GOAL:
In the human rights text below, list each freedom named after the words "severe restrictions on the freedom of".

READING TEXT:
## START
Further, the Assembly would express serious concern over severe sanctions
imposed on citizens repatriated from abroad, as well as severe restrictions
on the freedom of religion, expression, and assembly. Additionally, it would
express serious concerns about limitations imposed on the free movement of
people within the country and abroad, continued violation of the human
rights of women through trafficking for prostitution or forced marriage,
forced abortions and infanticide of children of repatriated mothers, and
unresolved questions relating to the abduction of foreigners.
Further, the Assembly would express its concern that the Government has not
engaged in technical cooperation activities with the OHCHR. It would express
its deep concern at the precarious humanitarian situation in the country, in
particular the prevalence of infant malnutrition. The Assembly would urge
the Government to ensure that humanitarian organizations, particularly the
World Food Programme (WFP), have safe and unimpeded access to all parts of
the country. (...)
SIN SONG CHOL (DPRK) speaking before the vote, said his delegation
categorically rejected the draft resolution on the human rights situation in
his country. The text had been tabled by the European Union as a part of a
"political plot" against his country by the United States and its allies.
## END
DATA PROVIDED:
## START
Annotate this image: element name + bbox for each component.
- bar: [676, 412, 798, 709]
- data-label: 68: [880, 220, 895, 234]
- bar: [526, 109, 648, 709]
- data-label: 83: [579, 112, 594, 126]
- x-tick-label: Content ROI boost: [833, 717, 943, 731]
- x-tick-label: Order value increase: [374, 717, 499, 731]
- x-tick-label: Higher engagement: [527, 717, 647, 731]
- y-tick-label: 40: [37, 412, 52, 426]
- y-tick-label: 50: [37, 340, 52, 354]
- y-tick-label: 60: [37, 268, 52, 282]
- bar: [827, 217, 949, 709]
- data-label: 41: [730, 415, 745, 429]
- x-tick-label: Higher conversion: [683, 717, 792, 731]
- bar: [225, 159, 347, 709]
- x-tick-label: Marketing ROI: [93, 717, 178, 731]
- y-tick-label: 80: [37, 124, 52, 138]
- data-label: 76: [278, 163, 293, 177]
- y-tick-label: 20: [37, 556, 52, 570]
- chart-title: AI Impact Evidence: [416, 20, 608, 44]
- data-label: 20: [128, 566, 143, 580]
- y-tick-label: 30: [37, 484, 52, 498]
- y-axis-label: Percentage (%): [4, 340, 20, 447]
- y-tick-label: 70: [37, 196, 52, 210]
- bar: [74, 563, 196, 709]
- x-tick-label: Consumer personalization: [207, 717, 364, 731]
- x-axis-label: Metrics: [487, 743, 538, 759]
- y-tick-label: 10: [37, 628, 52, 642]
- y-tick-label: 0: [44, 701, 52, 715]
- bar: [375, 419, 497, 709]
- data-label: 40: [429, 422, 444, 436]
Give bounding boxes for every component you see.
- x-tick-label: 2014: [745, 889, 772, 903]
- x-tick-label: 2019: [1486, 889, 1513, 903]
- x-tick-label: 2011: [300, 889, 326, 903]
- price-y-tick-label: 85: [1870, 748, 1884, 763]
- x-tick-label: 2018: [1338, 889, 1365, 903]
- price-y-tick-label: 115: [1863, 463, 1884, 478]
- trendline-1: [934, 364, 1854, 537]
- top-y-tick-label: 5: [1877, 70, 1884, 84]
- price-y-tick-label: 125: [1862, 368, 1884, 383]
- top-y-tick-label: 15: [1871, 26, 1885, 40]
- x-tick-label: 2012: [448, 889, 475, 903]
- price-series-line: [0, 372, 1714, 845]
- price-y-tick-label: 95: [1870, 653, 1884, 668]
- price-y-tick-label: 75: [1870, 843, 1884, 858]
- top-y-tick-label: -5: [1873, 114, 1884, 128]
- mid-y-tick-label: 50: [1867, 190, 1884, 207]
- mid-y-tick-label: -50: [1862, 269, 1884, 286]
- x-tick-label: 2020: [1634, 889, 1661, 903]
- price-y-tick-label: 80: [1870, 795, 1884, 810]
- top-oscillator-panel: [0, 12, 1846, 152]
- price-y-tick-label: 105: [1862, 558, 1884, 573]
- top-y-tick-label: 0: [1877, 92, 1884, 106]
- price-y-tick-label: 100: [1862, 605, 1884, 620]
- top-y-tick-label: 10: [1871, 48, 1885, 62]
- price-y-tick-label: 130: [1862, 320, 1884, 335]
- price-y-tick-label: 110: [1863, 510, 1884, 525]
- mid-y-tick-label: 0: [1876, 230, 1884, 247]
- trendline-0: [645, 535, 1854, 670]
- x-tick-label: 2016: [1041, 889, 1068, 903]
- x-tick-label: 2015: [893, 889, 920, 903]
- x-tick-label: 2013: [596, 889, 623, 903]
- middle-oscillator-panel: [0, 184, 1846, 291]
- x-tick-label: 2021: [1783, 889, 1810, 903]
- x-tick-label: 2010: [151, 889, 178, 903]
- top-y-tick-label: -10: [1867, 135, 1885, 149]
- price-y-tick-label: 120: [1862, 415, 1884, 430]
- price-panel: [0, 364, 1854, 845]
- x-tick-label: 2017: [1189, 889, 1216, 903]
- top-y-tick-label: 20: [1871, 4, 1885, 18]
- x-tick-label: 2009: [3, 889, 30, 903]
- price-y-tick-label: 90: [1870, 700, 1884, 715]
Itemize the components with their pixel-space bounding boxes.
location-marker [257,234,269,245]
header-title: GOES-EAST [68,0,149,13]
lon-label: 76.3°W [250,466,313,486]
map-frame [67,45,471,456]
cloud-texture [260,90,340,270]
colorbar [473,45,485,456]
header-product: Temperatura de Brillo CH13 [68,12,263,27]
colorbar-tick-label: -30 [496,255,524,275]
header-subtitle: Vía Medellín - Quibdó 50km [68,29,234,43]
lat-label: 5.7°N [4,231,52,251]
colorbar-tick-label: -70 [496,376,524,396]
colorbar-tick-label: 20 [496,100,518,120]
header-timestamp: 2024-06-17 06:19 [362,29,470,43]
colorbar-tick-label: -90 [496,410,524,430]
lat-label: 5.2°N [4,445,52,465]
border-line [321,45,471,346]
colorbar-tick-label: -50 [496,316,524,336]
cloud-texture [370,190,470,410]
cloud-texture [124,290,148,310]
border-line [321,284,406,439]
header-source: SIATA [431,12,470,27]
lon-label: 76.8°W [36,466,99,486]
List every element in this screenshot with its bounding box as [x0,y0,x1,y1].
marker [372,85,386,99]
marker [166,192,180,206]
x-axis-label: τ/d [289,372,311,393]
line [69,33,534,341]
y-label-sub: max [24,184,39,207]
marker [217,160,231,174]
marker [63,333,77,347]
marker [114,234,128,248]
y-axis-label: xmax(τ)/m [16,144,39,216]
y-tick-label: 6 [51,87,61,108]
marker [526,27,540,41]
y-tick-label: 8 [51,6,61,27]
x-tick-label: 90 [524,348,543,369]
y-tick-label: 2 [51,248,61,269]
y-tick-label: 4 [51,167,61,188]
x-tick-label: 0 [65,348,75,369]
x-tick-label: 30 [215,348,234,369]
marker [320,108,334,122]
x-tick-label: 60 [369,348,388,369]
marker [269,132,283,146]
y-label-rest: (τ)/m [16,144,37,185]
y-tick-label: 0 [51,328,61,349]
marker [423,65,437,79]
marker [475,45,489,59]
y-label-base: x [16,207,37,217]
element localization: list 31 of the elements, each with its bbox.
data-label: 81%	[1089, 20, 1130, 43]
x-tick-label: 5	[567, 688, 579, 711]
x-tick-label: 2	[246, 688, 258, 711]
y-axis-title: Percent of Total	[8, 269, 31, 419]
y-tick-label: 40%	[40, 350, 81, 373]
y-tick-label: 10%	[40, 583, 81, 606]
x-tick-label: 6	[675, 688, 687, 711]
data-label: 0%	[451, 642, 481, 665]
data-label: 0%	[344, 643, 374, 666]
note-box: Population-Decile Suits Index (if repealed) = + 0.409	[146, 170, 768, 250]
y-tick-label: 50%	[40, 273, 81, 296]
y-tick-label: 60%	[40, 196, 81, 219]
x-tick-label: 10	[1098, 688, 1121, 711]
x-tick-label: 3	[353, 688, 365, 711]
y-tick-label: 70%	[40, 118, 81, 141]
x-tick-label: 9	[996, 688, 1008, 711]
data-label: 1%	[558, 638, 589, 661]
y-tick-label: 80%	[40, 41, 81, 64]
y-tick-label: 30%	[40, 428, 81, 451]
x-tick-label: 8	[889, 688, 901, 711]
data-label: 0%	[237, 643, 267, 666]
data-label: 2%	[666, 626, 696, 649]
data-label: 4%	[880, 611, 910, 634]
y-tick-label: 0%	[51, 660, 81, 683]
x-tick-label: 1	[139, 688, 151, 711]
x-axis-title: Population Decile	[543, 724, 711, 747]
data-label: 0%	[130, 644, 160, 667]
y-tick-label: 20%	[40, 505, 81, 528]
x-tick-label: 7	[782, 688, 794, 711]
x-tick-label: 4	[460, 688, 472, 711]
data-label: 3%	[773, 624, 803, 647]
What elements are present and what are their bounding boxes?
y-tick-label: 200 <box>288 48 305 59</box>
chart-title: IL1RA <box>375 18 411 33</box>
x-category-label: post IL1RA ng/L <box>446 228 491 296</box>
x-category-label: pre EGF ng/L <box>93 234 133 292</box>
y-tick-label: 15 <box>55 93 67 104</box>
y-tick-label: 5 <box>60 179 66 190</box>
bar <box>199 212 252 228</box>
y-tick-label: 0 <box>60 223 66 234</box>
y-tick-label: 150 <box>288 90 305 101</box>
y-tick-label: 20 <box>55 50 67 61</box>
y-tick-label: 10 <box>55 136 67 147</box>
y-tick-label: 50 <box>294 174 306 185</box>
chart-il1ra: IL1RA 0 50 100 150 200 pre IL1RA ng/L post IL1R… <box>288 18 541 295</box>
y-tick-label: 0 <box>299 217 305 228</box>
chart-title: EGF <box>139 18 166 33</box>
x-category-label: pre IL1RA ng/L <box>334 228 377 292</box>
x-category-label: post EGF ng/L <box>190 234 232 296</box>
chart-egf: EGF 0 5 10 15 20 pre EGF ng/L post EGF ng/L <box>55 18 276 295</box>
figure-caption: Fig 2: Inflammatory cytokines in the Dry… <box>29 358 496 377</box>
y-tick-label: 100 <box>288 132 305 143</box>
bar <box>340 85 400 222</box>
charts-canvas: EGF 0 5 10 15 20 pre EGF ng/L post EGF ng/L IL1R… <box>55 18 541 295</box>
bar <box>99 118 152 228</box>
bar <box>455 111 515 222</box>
## END
CORRECT RESPONSE:
Religion, expression, assembly